» **CHALLENGE**: Nothing should be left out: output all of the entries exactly.

Start of AVAILABLE DATA

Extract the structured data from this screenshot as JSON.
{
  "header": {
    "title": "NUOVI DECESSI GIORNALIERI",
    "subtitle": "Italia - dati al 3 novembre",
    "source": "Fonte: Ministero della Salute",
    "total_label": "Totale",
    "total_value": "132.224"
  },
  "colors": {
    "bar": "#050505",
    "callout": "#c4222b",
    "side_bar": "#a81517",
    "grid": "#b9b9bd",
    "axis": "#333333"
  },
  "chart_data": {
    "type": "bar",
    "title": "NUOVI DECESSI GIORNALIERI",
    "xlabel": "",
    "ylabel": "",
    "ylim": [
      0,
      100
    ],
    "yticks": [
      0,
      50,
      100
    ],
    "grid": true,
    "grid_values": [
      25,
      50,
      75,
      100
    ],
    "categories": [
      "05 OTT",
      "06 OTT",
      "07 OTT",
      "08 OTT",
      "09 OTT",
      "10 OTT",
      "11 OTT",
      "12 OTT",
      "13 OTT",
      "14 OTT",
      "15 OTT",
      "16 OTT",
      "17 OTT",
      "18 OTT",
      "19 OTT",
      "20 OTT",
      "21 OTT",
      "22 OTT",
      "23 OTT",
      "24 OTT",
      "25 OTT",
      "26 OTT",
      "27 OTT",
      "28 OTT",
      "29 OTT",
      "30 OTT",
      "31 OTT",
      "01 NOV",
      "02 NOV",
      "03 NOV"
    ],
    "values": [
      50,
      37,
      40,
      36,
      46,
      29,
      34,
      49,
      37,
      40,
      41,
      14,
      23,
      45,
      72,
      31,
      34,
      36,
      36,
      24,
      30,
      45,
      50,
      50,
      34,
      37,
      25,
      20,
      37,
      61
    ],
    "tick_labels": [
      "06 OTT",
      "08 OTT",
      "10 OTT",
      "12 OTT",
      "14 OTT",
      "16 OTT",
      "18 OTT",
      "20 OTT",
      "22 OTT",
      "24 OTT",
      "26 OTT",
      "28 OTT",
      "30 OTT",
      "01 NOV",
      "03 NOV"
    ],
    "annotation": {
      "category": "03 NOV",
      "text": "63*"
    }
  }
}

End of AVAILABLE DATA

» **COMPLETE RESPONSE**:
Extract the structured data from this screenshot as JSON.
{
  "header": {
    "title": "NUOVI DECESSI GIORNALIERI",
    "subtitle": "Italia - dati al 3 novembre",
    "source": "Fonte: Ministero della Salute",
    "total_label": "Totale",
    "total_value": "132.224"
  },
  "colors": {
    "bar": "#050505",
    "callout": "#c4222b",
    "side_bar": "#a81517",
    "grid": "#b9b9bd",
    "axis": "#333333"
  },
  "chart_data": {
    "type": "bar",
    "title": "NUOVI DECESSI GIORNALIERI",
    "xlabel": "",
    "ylabel": "",
    "ylim": [
      0,
      100
    ],
    "yticks": [
      0,
      50,
      100
    ],
    "grid": true,
    "grid_values": [
      25,
      50,
      75,
      100
    ],
    "categories": [
      "05 OTT",
      "06 OTT",
      "07 OTT",
      "08 OTT",
      "09 OTT",
      "10 OTT",
      "11 OTT",
      "12 OTT",
      "13 OTT",
      "14 OTT",
      "15 OTT",
      "16 OTT",
      "17 OTT",
      "18 OTT",
      "19 OTT",
      "20 OTT",
      "21 OTT",
      "22 OTT",
      "23 OTT",
      "24 OTT",
      "25 OTT",
      "26 OTT",
      "27 OTT",
      "28 OTT",
      "29 OTT",
      "30 OTT",
      "31 OTT",
      "01 NOV",
      "02 NOV",
      "03 NOV"
    ],
    "values": [
      50,
      37,
      40,
      36,
      46,
      29,
      34,
      49,
      37,
      40,
      41,
      14,
      23,
      45,
      72,
      31,
      34,
      36,
      36,
      24,
      30,
      45,
      50,
      50,
      34,
      37,
      25,
      20,
      37,
      61
    ],
    "tick_labels": [
      "06 OTT",
      "08 OTT",
      "10 OTT",
      "12 OTT",
      "14 OTT",
      "16 OTT",
      "18 OTT",
      "20 OTT",
      "22 OTT",
      "24 OTT",
      "26 OTT",
      "28 OTT",
      "30 OTT",
      "01 NOV",
      "03 NOV"
    ],
    "annotation": {
      "category": "03 NOV",
      "text": "63*"
    }
  }
}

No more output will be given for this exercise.